AIM OF THE TASK — Go through the listing below and gather every line with the word "anglash".
┄┄┄┄┄┄┄┄┄┄┄┄┄┄┄┄┄┄┄┄
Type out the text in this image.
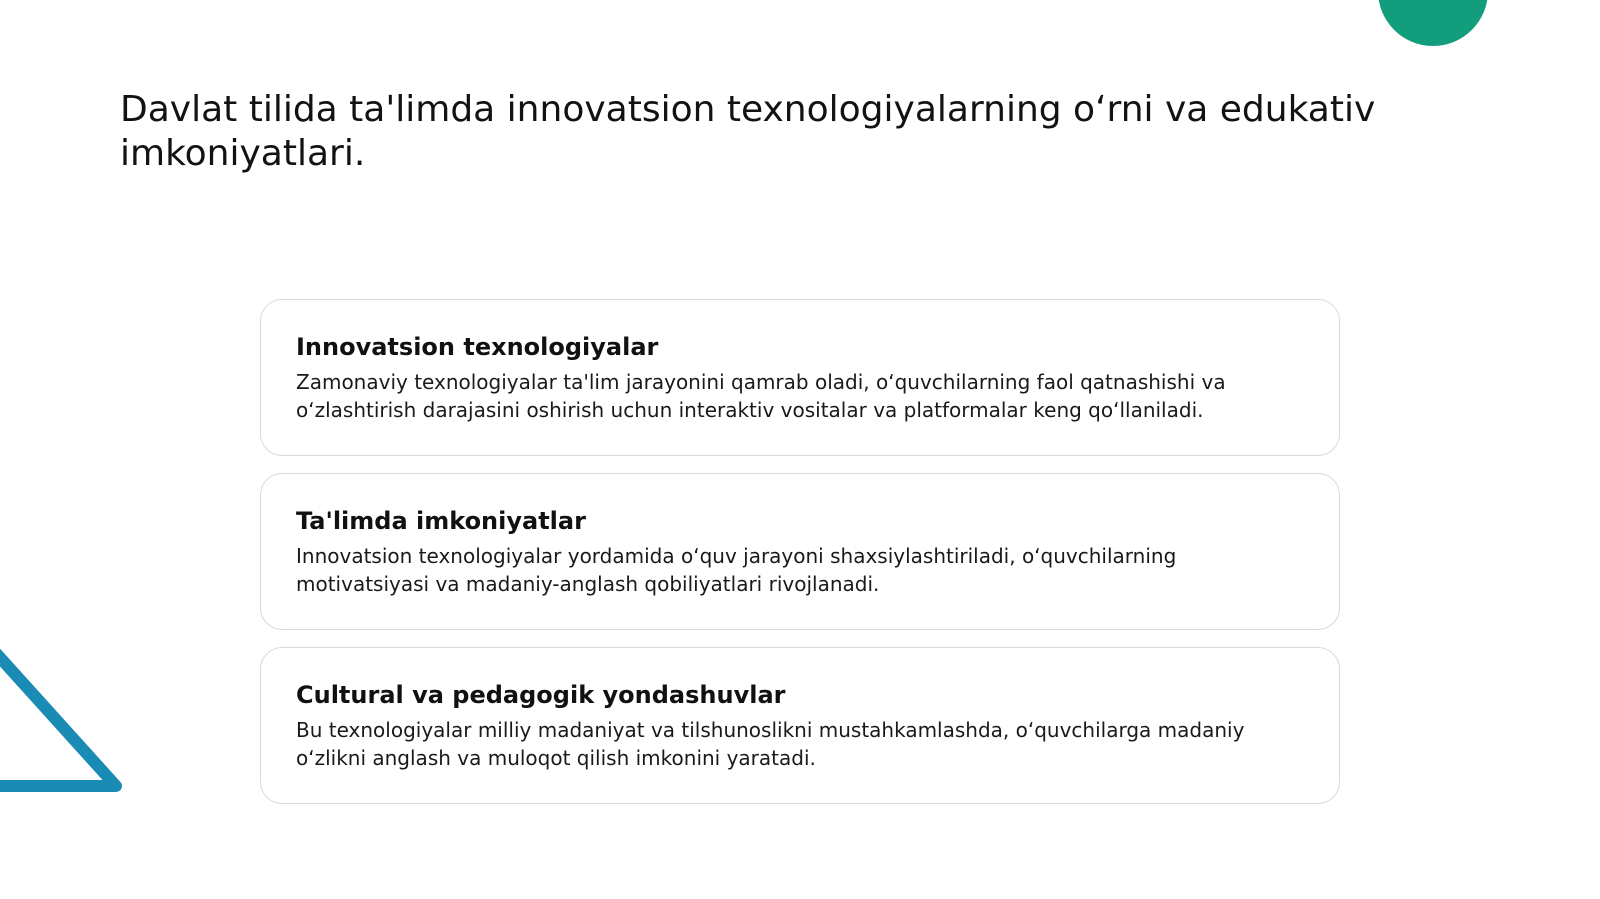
Davlat tilida ta'limda innovatsion texnologiyalarning o‘rni va edukativ imkoniyatlari.
Innovatsion texnologiyalar

Zamonaviy texnologiyalar ta'lim jarayonini qamrab oladi, o‘quvchilarning faol qatnashishi va o‘zlashtirish darajasini oshirish uchun interaktiv vositalar va platformalar keng qo‘llaniladi.

Ta'limda imkoniyatlar

Innovatsion texnologiyalar yordamida o‘quv jarayoni shaxsiylashtiriladi, o‘quvchilarning motivatsiyasi va madaniy-anglash qobiliyatlari rivojlanadi.

Cultural va pedagogik yondashuvlar

Bu texnologiyalar milliy madaniyat va tilshunoslikni mustahkamlashda, o‘quvchilarga madaniy o‘zlikni anglash va muloqot qilish imkonini yaratadi.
┄┄┄┄┄┄┄┄┄┄┄┄┄┄┄┄┄┄┄┄
RESPONSE —
Innovatsion texnologiyalar yordamida o‘quv jarayoni shaxsiylashtiriladi, o‘quvchilarning motivatsiyasi va madaniy-anglash qobiliyatlari rivojlanadi.
Bu texnologiyalar milliy madaniyat va tilshunoslikni mustahkamlashda, o‘quvchilarga madaniy o‘zlikni anglash va muloqot qilish imkonini yaratadi.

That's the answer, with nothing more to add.